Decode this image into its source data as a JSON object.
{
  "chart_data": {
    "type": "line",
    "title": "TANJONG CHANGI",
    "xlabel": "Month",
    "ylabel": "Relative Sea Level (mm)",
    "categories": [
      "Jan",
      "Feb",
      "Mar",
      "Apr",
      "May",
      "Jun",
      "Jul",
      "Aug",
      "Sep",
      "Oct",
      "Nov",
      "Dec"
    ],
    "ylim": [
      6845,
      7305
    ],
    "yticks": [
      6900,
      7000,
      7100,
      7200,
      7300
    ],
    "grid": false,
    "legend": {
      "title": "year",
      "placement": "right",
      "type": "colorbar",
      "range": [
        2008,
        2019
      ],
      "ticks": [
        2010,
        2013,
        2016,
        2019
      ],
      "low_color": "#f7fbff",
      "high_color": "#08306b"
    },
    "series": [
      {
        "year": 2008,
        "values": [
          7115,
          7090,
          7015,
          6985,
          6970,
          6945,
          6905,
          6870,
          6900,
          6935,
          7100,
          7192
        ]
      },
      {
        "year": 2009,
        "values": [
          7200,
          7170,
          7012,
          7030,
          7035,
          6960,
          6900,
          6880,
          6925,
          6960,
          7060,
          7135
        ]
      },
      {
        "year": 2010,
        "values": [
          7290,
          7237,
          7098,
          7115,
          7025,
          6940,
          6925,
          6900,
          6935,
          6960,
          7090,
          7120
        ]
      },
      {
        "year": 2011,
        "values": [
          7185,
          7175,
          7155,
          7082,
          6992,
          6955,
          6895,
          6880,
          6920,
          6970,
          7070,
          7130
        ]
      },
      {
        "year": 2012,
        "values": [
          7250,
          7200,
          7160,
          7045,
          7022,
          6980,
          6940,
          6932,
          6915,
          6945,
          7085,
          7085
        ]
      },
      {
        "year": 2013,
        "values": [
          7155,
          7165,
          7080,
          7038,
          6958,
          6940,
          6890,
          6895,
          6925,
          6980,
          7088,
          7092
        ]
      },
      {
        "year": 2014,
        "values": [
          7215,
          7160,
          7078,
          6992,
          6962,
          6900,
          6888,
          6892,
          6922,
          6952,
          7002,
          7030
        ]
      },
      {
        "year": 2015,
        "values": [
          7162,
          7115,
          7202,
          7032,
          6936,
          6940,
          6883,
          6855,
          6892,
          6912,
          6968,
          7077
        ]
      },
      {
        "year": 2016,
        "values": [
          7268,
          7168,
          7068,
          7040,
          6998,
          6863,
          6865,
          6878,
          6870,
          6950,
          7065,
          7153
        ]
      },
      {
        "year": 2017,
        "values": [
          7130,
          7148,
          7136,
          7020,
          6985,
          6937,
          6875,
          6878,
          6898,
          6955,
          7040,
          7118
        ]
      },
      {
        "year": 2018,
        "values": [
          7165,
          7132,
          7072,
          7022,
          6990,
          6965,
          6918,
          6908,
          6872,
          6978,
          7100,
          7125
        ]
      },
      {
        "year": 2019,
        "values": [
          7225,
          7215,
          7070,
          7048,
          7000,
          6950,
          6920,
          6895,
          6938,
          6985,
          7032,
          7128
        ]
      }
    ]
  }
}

> **Task statement**
Write out the listing once more, matching it exactly.

> **Output below**
Decode this image into its source data as a JSON object.
{
  "chart_data": {
    "type": "line",
    "title": "TANJONG CHANGI",
    "xlabel": "Month",
    "ylabel": "Relative Sea Level (mm)",
    "categories": [
      "Jan",
      "Feb",
      "Mar",
      "Apr",
      "May",
      "Jun",
      "Jul",
      "Aug",
      "Sep",
      "Oct",
      "Nov",
      "Dec"
    ],
    "ylim": [
      6845,
      7305
    ],
    "yticks": [
      6900,
      7000,
      7100,
      7200,
      7300
    ],
    "grid": false,
    "legend": {
      "title": "year",
      "placement": "right",
      "type": "colorbar",
      "range": [
        2008,
        2019
      ],
      "ticks": [
        2010,
        2013,
        2016,
        2019
      ],
      "low_color": "#f7fbff",
      "high_color": "#08306b"
    },
    "series": [
      {
        "year": 2008,
        "values": [
          7115,
          7090,
          7015,
          6985,
          6970,
          6945,
          6905,
          6870,
          6900,
          6935,
          7100,
          7192
        ]
      },
      {
        "year": 2009,
        "values": [
          7200,
          7170,
          7012,
          7030,
          7035,
          6960,
          6900,
          6880,
          6925,
          6960,
          7060,
          7135
        ]
      },
      {
        "year": 2010,
        "values": [
          7290,
          7237,
          7098,
          7115,
          7025,
          6940,
          6925,
          6900,
          6935,
          6960,
          7090,
          7120
        ]
      },
      {
        "year": 2011,
        "values": [
          7185,
          7175,
          7155,
          7082,
          6992,
          6955,
          6895,
          6880,
          6920,
          6970,
          7070,
          7130
        ]
      },
      {
        "year": 2012,
        "values": [
          7250,
          7200,
          7160,
          7045,
          7022,
          6980,
          6940,
          6932,
          6915,
          6945,
          7085,
          7085
        ]
      },
      {
        "year": 2013,
        "values": [
          7155,
          7165,
          7080,
          7038,
          6958,
          6940,
          6890,
          6895,
          6925,
          6980,
          7088,
          7092
        ]
      },
      {
        "year": 2014,
        "values": [
          7215,
          7160,
          7078,
          6992,
          6962,
          6900,
          6888,
          6892,
          6922,
          6952,
          7002,
          7030
        ]
      },
      {
        "year": 2015,
        "values": [
          7162,
          7115,
          7202,
          7032,
          6936,
          6940,
          6883,
          6855,
          6892,
          6912,
          6968,
          7077
        ]
      },
      {
        "year": 2016,
        "values": [
          7268,
          7168,
          7068,
          7040,
          6998,
          6863,
          6865,
          6878,
          6870,
          6950,
          7065,
          7153
        ]
      },
      {
        "year": 2017,
        "values": [
          7130,
          7148,
          7136,
          7020,
          6985,
          6937,
          6875,
          6878,
          6898,
          6955,
          7040,
          7118
        ]
      },
      {
        "year": 2018,
        "values": [
          7165,
          7132,
          7072,
          7022,
          6990,
          6965,
          6918,
          6908,
          6872,
          6978,
          7100,
          7125
        ]
      },
      {
        "year": 2019,
        "values": [
          7225,
          7215,
          7070,
          7048,
          7000,
          6950,
          6920,
          6895,
          6938,
          6985,
          7032,
          7128
        ]
      }
    ]
  }
}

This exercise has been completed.